-- start of Records to process --
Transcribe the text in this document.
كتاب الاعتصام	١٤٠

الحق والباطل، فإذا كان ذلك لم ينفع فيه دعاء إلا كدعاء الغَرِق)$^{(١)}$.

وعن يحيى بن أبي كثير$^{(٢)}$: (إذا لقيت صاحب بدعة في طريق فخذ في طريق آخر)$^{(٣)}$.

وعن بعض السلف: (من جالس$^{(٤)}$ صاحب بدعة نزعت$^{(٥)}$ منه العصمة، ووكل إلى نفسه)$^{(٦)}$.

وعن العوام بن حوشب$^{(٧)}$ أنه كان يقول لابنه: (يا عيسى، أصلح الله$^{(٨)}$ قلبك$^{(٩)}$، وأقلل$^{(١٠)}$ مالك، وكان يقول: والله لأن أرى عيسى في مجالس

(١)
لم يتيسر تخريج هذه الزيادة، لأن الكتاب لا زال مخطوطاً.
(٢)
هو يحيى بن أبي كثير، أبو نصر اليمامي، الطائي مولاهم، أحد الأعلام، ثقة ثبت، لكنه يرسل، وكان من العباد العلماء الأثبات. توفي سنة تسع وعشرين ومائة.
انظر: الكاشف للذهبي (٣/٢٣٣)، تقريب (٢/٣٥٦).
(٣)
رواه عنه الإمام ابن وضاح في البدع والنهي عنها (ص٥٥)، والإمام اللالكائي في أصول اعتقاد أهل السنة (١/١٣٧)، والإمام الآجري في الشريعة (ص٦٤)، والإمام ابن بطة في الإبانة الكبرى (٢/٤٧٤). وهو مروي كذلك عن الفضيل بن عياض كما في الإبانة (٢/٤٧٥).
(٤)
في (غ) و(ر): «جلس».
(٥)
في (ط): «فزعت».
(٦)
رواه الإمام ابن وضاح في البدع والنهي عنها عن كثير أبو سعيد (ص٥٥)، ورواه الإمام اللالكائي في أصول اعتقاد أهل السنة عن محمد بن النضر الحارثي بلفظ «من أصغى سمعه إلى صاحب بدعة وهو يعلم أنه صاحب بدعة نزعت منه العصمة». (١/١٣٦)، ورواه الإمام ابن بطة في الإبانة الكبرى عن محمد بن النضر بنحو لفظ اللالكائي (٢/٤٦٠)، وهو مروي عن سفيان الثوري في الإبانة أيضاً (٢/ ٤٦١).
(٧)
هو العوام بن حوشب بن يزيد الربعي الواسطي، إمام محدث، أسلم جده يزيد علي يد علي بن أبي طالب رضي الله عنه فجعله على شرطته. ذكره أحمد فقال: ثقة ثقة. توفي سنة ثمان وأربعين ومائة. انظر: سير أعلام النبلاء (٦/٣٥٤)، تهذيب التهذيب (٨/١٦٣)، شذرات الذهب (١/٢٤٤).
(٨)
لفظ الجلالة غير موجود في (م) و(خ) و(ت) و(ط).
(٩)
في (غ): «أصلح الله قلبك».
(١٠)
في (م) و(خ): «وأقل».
-- end of Records to process --
Work to be completed
Faithfully transcribe the whole of the data.

Final result
Transcribe the text in this document.
كتاب الاعتصام	١٤٠

الحق والباطل، فإذا كان ذلك لم ينفع فيه دعاء إلا كدعاء الغَرِق)$^{(١)}$.

وعن يحيى بن أبي كثير$^{(٢)}$: (إذا لقيت صاحب بدعة في طريق فخذ في طريق آخر)$^{(٣)}$.

وعن بعض السلف: (من جالس$^{(٤)}$ صاحب بدعة نزعت$^{(٥)}$ منه العصمة، ووكل إلى نفسه)$^{(٦)}$.

وعن العوام بن حوشب$^{(٧)}$ أنه كان يقول لابنه: (يا عيسى، أصلح الله$^{(٨)}$ قلبك$^{(٩)}$، وأقلل$^{(١٠)}$ مالك، وكان يقول: والله لأن أرى عيسى في مجالس

(١)
لم يتيسر تخريج هذه الزيادة، لأن الكتاب لا زال مخطوطاً.
(٢)
هو يحيى بن أبي كثير، أبو نصر اليمامي، الطائي مولاهم، أحد الأعلام، ثقة ثبت، لكنه يرسل، وكان من العباد العلماء الأثبات. توفي سنة تسع وعشرين ومائة.
انظر: الكاشف للذهبي (٣/٢٣٣)، تقريب (٢/٣٥٦).
(٣)
رواه عنه الإمام ابن وضاح في البدع والنهي عنها (ص٥٥)، والإمام اللالكائي في أصول اعتقاد أهل السنة (١/١٣٧)، والإمام الآجري في الشريعة (ص٦٤)، والإمام ابن بطة في الإبانة الكبرى (٢/٤٧٤). وهو مروي كذلك عن الفضيل بن عياض كما في الإبانة (٢/٤٧٥).
(٤)
في (غ) و(ر): «جلس».
(٥)
في (ط): «فزعت».
(٦)
رواه الإمام ابن وضاح في البدع والنهي عنها عن كثير أبو سعيد (ص٥٥)، ورواه الإمام اللالكائي في أصول اعتقاد أهل السنة عن محمد بن النضر الحارثي بلفظ «من أصغى سمعه إلى صاحب بدعة وهو يعلم أنه صاحب بدعة نزعت منه العصمة». (١/١٣٦)، ورواه الإمام ابن بطة في الإبانة الكبرى عن محمد بن النضر بنحو لفظ اللالكائي (٢/٤٦٠)، وهو مروي عن سفيان الثوري في الإبانة أيضاً (٢/ ٤٦١).
(٧)
هو العوام بن حوشب بن يزيد الربعي الواسطي، إمام محدث، أسلم جده يزيد علي يد علي بن أبي طالب رضي الله عنه فجعله على شرطته. ذكره أحمد فقال: ثقة ثقة. توفي سنة ثمان وأربعين ومائة. انظر: سير أعلام النبلاء (٦/٣٥٤)، تهذيب التهذيب (٨/١٦٣)، شذرات الذهب (١/٢٤٤).
(٨)
لفظ الجلالة غير موجود في (م) و(خ) و(ت) و(ط).
(٩)
في (غ): «أصلح الله قلبك».
(١٠)
في (م) و(خ): «وأقل».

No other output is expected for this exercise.